***** Records for this exercise *****

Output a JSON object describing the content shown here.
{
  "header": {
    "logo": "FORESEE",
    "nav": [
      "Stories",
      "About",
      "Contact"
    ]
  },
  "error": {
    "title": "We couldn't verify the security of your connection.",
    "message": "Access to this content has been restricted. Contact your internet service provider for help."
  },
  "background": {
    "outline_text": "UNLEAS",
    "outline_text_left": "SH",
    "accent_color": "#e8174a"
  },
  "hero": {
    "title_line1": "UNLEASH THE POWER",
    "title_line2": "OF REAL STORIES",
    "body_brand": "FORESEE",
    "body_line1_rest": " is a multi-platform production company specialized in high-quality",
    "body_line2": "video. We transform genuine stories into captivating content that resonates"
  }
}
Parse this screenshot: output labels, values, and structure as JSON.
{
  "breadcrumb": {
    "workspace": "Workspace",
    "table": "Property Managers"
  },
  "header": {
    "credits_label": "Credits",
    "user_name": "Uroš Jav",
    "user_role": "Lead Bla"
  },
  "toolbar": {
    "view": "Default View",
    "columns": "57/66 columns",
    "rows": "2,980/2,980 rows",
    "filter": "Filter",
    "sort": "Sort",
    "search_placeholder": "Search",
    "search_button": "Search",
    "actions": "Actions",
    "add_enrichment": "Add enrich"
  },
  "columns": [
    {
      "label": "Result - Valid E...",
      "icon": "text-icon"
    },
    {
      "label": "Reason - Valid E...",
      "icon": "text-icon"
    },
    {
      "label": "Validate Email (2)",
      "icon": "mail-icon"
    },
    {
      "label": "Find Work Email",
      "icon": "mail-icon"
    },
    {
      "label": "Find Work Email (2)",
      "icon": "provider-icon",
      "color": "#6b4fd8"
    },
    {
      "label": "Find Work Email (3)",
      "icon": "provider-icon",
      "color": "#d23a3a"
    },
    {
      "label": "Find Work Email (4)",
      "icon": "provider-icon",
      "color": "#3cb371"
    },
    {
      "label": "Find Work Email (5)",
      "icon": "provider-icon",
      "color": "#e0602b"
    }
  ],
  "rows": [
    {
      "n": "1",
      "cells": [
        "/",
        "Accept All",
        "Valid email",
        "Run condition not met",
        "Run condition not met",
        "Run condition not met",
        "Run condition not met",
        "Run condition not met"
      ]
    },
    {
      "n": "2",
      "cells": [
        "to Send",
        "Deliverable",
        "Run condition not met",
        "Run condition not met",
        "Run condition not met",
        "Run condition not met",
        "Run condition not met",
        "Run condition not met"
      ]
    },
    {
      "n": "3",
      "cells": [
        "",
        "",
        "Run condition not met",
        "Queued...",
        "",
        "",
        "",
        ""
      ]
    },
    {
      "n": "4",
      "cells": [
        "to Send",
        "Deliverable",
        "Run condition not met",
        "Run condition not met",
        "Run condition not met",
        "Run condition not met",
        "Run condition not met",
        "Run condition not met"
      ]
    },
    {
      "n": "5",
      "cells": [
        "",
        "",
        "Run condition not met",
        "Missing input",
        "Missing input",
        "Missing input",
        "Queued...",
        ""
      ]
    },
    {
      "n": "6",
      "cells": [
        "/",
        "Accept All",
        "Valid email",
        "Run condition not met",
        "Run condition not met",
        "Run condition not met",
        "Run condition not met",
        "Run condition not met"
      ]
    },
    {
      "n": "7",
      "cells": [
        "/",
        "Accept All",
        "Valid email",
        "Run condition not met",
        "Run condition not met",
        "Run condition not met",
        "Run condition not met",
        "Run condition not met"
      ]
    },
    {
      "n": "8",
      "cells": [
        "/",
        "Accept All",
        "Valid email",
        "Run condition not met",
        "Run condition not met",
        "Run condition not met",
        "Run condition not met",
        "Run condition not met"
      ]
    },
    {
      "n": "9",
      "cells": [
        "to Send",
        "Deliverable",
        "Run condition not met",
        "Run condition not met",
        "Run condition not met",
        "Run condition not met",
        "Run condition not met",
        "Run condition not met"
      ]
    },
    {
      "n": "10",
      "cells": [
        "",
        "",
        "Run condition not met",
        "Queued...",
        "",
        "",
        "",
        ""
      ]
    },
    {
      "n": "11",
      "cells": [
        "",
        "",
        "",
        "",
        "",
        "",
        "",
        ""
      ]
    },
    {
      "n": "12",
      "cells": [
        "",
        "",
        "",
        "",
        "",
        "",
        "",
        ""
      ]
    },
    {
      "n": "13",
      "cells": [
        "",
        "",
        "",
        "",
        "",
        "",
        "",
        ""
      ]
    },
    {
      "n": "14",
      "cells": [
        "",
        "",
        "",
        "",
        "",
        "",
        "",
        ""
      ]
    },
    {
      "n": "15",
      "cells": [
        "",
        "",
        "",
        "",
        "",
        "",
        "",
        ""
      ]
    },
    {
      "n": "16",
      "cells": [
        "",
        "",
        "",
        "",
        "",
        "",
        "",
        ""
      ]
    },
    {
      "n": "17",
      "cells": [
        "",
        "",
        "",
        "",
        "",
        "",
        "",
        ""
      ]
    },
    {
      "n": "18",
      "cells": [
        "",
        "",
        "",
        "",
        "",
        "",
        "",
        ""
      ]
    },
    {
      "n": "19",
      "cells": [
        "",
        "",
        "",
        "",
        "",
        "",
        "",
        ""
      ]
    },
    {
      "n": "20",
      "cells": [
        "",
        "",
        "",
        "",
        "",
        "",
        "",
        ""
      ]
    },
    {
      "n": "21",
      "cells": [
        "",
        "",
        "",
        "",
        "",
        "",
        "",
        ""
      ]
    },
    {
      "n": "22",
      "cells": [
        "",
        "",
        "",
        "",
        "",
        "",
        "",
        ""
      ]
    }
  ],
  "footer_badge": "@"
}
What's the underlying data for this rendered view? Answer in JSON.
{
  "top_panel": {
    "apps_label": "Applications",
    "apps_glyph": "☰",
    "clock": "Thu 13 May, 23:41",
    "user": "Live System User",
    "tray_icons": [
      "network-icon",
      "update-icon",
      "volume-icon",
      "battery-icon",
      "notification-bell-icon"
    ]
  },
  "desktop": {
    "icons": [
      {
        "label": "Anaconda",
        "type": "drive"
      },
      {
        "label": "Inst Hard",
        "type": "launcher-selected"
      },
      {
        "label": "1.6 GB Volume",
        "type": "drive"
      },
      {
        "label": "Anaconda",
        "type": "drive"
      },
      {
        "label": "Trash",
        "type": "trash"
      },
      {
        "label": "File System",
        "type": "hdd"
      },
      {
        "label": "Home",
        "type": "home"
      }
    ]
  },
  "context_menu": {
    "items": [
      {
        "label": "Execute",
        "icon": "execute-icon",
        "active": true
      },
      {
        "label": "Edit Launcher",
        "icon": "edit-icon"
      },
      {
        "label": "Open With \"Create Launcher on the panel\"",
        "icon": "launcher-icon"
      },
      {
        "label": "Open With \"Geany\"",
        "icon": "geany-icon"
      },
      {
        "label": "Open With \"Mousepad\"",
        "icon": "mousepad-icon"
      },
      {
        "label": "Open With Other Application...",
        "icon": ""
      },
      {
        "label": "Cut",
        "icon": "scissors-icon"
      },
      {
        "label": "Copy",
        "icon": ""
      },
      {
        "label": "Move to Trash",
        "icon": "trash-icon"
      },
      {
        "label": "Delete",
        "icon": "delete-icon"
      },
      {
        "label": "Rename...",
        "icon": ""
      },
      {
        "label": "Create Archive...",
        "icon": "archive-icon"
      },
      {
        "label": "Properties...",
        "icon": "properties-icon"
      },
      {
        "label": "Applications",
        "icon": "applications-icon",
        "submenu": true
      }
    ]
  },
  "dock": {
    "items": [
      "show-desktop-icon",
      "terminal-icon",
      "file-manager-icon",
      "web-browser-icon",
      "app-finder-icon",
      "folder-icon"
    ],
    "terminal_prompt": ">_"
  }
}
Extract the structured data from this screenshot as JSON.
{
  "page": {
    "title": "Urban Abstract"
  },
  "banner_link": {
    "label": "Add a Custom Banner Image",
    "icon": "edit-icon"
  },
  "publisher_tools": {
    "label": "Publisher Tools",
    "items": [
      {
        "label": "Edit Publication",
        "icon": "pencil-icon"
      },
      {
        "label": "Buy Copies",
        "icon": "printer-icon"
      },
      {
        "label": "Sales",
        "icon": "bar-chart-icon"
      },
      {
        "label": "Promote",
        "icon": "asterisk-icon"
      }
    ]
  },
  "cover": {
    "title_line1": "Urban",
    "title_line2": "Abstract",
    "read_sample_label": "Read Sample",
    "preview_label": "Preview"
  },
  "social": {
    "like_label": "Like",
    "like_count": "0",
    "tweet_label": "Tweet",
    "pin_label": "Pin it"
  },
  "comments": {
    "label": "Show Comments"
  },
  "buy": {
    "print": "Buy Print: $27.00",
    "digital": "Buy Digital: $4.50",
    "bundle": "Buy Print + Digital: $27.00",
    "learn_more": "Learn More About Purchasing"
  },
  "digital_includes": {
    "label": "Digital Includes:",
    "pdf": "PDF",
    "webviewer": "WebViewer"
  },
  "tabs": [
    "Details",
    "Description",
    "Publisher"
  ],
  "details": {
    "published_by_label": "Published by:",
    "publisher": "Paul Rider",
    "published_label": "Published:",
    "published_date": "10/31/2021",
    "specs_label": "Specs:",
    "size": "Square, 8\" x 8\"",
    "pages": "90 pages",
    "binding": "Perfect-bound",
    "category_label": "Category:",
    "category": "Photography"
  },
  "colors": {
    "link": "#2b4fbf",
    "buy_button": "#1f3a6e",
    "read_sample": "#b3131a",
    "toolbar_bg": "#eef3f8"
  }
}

*****

§ **What is needed**
How many lines in these records hold the string "content"? Reply with the number alone.

§ **Result for this exercise**
3